### TASK DIRECTIONS
Reproduce the listing verbatim.

[Begin DATA IN THIS EXERCISE]

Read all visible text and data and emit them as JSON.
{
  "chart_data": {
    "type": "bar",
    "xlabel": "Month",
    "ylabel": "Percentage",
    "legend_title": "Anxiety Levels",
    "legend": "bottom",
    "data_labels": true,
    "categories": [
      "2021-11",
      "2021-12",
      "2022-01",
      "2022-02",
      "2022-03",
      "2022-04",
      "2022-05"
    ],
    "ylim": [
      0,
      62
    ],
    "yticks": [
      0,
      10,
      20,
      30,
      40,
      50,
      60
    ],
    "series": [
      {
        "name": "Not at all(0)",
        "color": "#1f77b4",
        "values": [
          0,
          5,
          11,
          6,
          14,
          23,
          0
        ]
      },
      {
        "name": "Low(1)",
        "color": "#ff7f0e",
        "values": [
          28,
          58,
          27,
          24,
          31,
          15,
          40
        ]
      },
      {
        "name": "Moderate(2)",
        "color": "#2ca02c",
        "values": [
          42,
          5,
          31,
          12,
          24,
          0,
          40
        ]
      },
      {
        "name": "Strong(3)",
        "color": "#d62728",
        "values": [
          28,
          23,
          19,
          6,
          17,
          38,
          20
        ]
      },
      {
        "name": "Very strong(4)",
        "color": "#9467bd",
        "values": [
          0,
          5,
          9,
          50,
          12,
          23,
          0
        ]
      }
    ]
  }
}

[End DATA IN THIS EXERCISE]

### RESULT OF THIS TASK
Read all visible text and data and emit them as JSON.
{
  "chart_data": {
    "type": "bar",
    "xlabel": "Month",
    "ylabel": "Percentage",
    "legend_title": "Anxiety Levels",
    "legend": "bottom",
    "data_labels": true,
    "categories": [
      "2021-11",
      "2021-12",
      "2022-01",
      "2022-02",
      "2022-03",
      "2022-04",
      "2022-05"
    ],
    "ylim": [
      0,
      62
    ],
    "yticks": [
      0,
      10,
      20,
      30,
      40,
      50,
      60
    ],
    "series": [
      {
        "name": "Not at all(0)",
        "color": "#1f77b4",
        "values": [
          0,
          5,
          11,
          6,
          14,
          23,
          0
        ]
      },
      {
        "name": "Low(1)",
        "color": "#ff7f0e",
        "values": [
          28,
          58,
          27,
          24,
          31,
          15,
          40
        ]
      },
      {
        "name": "Moderate(2)",
        "color": "#2ca02c",
        "values": [
          42,
          5,
          31,
          12,
          24,
          0,
          40
        ]
      },
      {
        "name": "Strong(3)",
        "color": "#d62728",
        "values": [
          28,
          23,
          19,
          6,
          17,
          38,
          20
        ]
      },
      {
        "name": "Very strong(4)",
        "color": "#9467bd",
        "values": [
          0,
          5,
          9,
          50,
          12,
          23,
          0
        ]
      }
    ]
  }
}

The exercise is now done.